Which lines of the records contain "time"? Collect every one of them.

---------- EXERCISE MATERIALS ----------

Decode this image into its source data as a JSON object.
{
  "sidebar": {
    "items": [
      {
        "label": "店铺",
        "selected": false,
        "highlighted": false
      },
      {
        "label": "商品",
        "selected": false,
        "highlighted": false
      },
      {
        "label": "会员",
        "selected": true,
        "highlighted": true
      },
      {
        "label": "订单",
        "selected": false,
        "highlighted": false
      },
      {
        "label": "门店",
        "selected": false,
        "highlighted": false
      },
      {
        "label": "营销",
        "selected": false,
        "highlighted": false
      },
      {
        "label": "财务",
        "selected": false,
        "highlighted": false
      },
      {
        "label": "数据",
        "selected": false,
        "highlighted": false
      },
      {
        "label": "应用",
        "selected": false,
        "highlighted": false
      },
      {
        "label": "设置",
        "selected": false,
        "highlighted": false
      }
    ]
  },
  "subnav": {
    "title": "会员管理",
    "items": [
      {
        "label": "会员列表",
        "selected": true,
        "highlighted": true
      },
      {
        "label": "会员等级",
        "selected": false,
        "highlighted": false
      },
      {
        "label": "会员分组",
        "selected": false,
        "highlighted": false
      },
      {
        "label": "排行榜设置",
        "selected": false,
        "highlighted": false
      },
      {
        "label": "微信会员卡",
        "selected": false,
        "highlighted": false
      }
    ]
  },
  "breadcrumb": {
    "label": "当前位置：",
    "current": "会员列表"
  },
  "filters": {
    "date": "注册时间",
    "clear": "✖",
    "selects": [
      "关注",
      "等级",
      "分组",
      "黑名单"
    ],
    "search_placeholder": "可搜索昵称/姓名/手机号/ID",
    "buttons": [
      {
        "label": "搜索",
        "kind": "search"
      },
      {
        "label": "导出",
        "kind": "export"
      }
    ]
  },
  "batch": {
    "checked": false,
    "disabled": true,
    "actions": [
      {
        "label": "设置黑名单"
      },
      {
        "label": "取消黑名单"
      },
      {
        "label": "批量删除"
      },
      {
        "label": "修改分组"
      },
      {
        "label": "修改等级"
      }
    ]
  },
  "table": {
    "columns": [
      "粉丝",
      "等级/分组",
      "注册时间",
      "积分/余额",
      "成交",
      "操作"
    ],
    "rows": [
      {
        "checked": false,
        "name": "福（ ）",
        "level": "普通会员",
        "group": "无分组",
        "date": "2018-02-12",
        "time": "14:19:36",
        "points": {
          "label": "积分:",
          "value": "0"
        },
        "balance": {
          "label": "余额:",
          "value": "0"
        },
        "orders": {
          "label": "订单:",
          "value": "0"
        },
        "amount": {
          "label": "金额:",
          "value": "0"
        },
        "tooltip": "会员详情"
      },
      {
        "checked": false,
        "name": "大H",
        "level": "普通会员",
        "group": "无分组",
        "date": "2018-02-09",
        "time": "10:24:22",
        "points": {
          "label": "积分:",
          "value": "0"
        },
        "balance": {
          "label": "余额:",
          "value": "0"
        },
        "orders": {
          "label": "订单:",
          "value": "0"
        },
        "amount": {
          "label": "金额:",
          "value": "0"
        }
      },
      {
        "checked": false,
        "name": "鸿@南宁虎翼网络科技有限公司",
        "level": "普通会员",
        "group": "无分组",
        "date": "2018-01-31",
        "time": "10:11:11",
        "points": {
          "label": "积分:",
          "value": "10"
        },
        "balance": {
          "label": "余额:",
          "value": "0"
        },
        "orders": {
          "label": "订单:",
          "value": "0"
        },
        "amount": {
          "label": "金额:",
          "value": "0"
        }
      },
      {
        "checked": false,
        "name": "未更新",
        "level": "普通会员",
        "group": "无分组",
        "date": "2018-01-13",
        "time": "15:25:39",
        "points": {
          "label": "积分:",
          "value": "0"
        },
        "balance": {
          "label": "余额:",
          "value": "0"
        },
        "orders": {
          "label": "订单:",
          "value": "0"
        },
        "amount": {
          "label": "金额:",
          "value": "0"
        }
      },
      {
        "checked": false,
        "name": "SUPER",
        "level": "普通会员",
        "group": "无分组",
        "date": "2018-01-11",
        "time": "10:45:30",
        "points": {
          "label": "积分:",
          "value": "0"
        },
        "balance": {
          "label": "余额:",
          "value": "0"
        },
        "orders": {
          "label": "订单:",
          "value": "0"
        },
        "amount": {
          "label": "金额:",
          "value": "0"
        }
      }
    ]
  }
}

----------

ANSWER TO THIS PROBLEM
        "time": "14:19:36",
        "time": "10:24:22",
        "time": "10:11:11",
        "time": "15:25:39",
        "time": "10:45:30",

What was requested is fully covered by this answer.